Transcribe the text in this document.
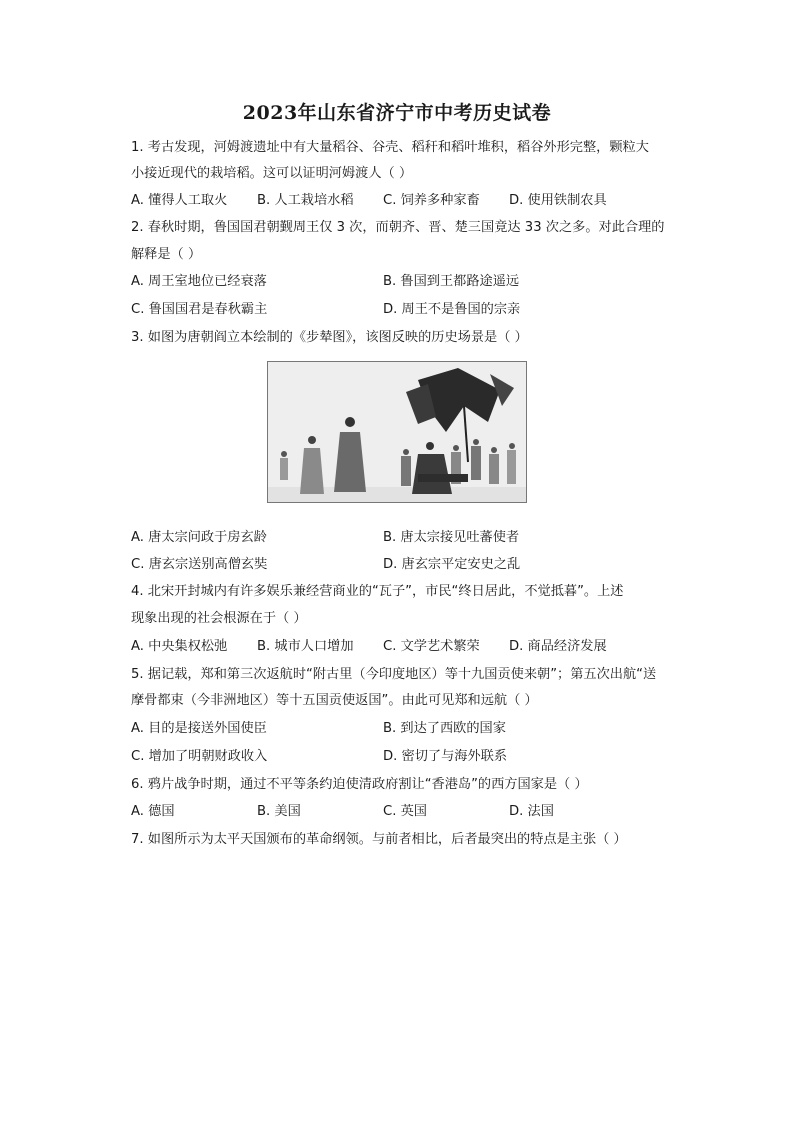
2023年山东省济宁市中考历史试卷
1. 考古发现，河姆渡遗址中有大量稻谷、谷壳、稻秆和稻叶堆积，稻谷外形完整，颗粒大
小接近现代的栽培稻。这可以证明河姆渡人（ ）
A. 懂得人工取火 B. 人工栽培水稻 C. 饲养多种家畜 D. 使用铁制农具
2. 春秋时期，鲁国国君朝觐周王仅 3 次，而朝齐、晋、楚三国竟达 33 次之多。对此合理的
解释是（ ）
A. 周王室地位已经衰落	B. 鲁国到王都路途遥远
C. 鲁国国君是春秋霸主	D. 周王不是鲁国的宗亲
3. 如图为唐朝阎立本绘制的《步辇图》，该图反映的历史场景是（ ）
A. 唐太宗问政于房玄龄	B. 唐太宗接见吐蕃使者
C. 唐玄宗送别高僧玄奘	D. 唐玄宗平定安史之乱
4. 北宋开封城内有许多娱乐兼经营商业的“瓦子”，市民“终日居此，不觉抵暮”。上述
现象出现的社会根源在于（ ）
A. 中央集权松弛 B. 城市人口增加 C. 文学艺术繁荣 D. 商品经济发展
5. 据记载，郑和第三次返航时“附古里（今印度地区）等十九国贡使来朝”；第五次出航“送
摩骨都束（今非洲地区）等十五国贡使返国”。由此可见郑和远航（ ）
A. 目的是接送外国使臣	B. 到达了西欧的国家
C. 增加了明朝财政收入	D. 密切了与海外联系
6. 鸦片战争时期，通过不平等条约迫使清政府割让“香港岛”的西方国家是（ ）
A. 德国	B. 美国	C. 英国	D. 法国
7. 如图所示为太平天国颁布的革命纲领。与前者相比，后者最突出的特点是主张（ ）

# # #

-- Task --
Repeat each line of the records above exactly, but do not copy the pictures.

-- Response for this exercise --
Transcribe the text in this document.
2023年山东省济宁市中考历史试卷
1. 考古发现，河姆渡遗址中有大量稻谷、谷壳、稻秆和稻叶堆积，稻谷外形完整，颗粒大
小接近现代的栽培稻。这可以证明河姆渡人（ ）
A. 懂得人工取火 B. 人工栽培水稻 C. 饲养多种家畜 D. 使用铁制农具
2. 春秋时期，鲁国国君朝觐周王仅 3 次，而朝齐、晋、楚三国竟达 33 次之多。对此合理的
解释是（ ）
A. 周王室地位已经衰落	B. 鲁国到王都路途遥远
C. 鲁国国君是春秋霸主	D. 周王不是鲁国的宗亲
3. 如图为唐朝阎立本绘制的《步辇图》，该图反映的历史场景是（ ）
A. 唐太宗问政于房玄龄	B. 唐太宗接见吐蕃使者
C. 唐玄宗送别高僧玄奘	D. 唐玄宗平定安史之乱
4. 北宋开封城内有许多娱乐兼经营商业的“瓦子”，市民“终日居此，不觉抵暮”。上述
现象出现的社会根源在于（ ）
A. 中央集权松弛 B. 城市人口增加 C. 文学艺术繁荣 D. 商品经济发展
5. 据记载，郑和第三次返航时“附古里（今印度地区）等十九国贡使来朝”；第五次出航“送
摩骨都束（今非洲地区）等十五国贡使返国”。由此可见郑和远航（ ）
A. 目的是接送外国使臣	B. 到达了西欧的国家
C. 增加了明朝财政收入	D. 密切了与海外联系
6. 鸦片战争时期，通过不平等条约迫使清政府割让“香港岛”的西方国家是（ ）
A. 德国	B. 美国	C. 英国	D. 法国
7. 如图所示为太平天国颁布的革命纲领。与前者相比，后者最突出的特点是主张（ ）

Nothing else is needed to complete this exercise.